Prompt - Will you quote all of the entries, word for word?

Extracted material -
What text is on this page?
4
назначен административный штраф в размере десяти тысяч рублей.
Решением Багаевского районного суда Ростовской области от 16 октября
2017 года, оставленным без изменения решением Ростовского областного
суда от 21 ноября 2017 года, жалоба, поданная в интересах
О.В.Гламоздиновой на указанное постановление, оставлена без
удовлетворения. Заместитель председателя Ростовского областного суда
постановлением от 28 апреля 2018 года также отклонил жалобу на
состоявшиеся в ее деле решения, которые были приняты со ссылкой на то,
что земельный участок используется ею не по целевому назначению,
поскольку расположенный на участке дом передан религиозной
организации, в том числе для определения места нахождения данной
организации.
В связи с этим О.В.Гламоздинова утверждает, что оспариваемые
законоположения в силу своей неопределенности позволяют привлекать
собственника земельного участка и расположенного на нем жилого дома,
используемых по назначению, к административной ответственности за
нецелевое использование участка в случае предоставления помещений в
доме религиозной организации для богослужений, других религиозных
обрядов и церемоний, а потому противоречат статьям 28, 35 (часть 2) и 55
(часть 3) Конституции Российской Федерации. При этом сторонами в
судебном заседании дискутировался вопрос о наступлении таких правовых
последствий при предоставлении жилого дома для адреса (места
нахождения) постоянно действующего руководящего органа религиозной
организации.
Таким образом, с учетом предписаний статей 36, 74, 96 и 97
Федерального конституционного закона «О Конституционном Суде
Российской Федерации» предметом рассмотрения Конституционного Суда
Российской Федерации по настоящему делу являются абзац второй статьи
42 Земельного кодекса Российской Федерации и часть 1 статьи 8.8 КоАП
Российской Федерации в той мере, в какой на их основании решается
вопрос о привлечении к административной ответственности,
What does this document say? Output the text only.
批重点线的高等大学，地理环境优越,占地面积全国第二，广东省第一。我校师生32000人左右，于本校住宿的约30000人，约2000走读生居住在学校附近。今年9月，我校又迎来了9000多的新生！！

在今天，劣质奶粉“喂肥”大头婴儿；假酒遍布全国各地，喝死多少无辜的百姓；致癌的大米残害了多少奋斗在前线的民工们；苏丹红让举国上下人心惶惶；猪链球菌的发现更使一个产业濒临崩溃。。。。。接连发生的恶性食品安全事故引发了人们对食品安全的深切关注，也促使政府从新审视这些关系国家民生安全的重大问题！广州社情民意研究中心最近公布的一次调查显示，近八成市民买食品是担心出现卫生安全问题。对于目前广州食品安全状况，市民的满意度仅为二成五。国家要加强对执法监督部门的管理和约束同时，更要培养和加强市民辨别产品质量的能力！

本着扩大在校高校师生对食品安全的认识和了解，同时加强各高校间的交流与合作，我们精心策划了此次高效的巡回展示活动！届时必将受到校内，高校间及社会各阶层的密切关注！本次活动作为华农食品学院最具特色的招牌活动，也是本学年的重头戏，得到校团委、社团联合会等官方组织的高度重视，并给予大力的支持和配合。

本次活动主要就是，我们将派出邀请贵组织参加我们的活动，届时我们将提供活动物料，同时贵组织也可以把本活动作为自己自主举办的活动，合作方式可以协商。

Solution to this problem -
What text is on this page?
4
назначен административный штраф в размере десяти тысяч рублей.
Решением Багаевского районного суда Ростовской области от 16 октября
2017 года, оставленным без изменения решением Ростовского областного
суда от 21 ноября 2017 года, жалоба, поданная в интересах
О.В.Гламоздиновой на указанное постановление, оставлена без
удовлетворения. Заместитель председателя Ростовского областного суда
постановлением от 28 апреля 2018 года также отклонил жалобу на
состоявшиеся в ее деле решения, которые были приняты со ссылкой на то,
что земельный участок используется ею не по целевому назначению,
поскольку расположенный на участке дом передан религиозной
организации, в том числе для определения места нахождения данной
организации.
В связи с этим О.В.Гламоздинова утверждает, что оспариваемые
законоположения в силу своей неопределенности позволяют привлекать
собственника земельного участка и расположенного на нем жилого дома,
используемых по назначению, к административной ответственности за
нецелевое использование участка в случае предоставления помещений в
доме религиозной организации для богослужений, других религиозных
обрядов и церемоний, а потому противоречат статьям 28, 35 (часть 2) и 55
(часть 3) Конституции Российской Федерации. При этом сторонами в
судебном заседании дискутировался вопрос о наступлении таких правовых
последствий при предоставлении жилого дома для адреса (места
нахождения) постоянно действующего руководящего органа религиозной
организации.
Таким образом, с учетом предписаний статей 36, 74, 96 и 97
Федерального конституционного закона «О Конституционном Суде
Российской Федерации» предметом рассмотрения Конституционного Суда
Российской Федерации по настоящему делу являются абзац второй статьи
42 Земельного кодекса Российской Федерации и часть 1 статьи 8.8 КоАП
Российской Федерации в той мере, в какой на их основании решается
вопрос о привлечении к административной ответственности,
What does this document say? Output the text only.
批重点线的高等大学，地理环境优越,占地面积全国第二，广东省第一。我校师生32000人左右，于本校住宿的约30000人，约2000走读生居住在学校附近。今年9月，我校又迎来了9000多的新生！！

在今天，劣质奶粉“喂肥”大头婴儿；假酒遍布全国各地，喝死多少无辜的百姓；致癌的大米残害了多少奋斗在前线的民工们；苏丹红让举国上下人心惶惶；猪链球菌的发现更使一个产业濒临崩溃。。。。。接连发生的恶性食品安全事故引发了人们对食品安全的深切关注，也促使政府从新审视这些关系国家民生安全的重大问题！广州社情民意研究中心最近公布的一次调查显示，近八成市民买食品是担心出现卫生安全问题。对于目前广州食品安全状况，市民的满意度仅为二成五。国家要加强对执法监督部门的管理和约束同时，更要培养和加强市民辨别产品质量的能力！

本着扩大在校高校师生对食品安全的认识和了解，同时加强各高校间的交流与合作，我们精心策划了此次高效的巡回展示活动！届时必将受到校内，高校间及社会各阶层的密切关注！本次活动作为华农食品学院最具特色的招牌活动，也是本学年的重头戏，得到校团委、社团联合会等官方组织的高度重视，并给予大力的支持和配合。

本次活动主要就是，我们将派出邀请贵组织参加我们的活动，届时我们将提供活动物料，同时贵组织也可以把本活动作为自己自主举办的活动，合作方式可以协商。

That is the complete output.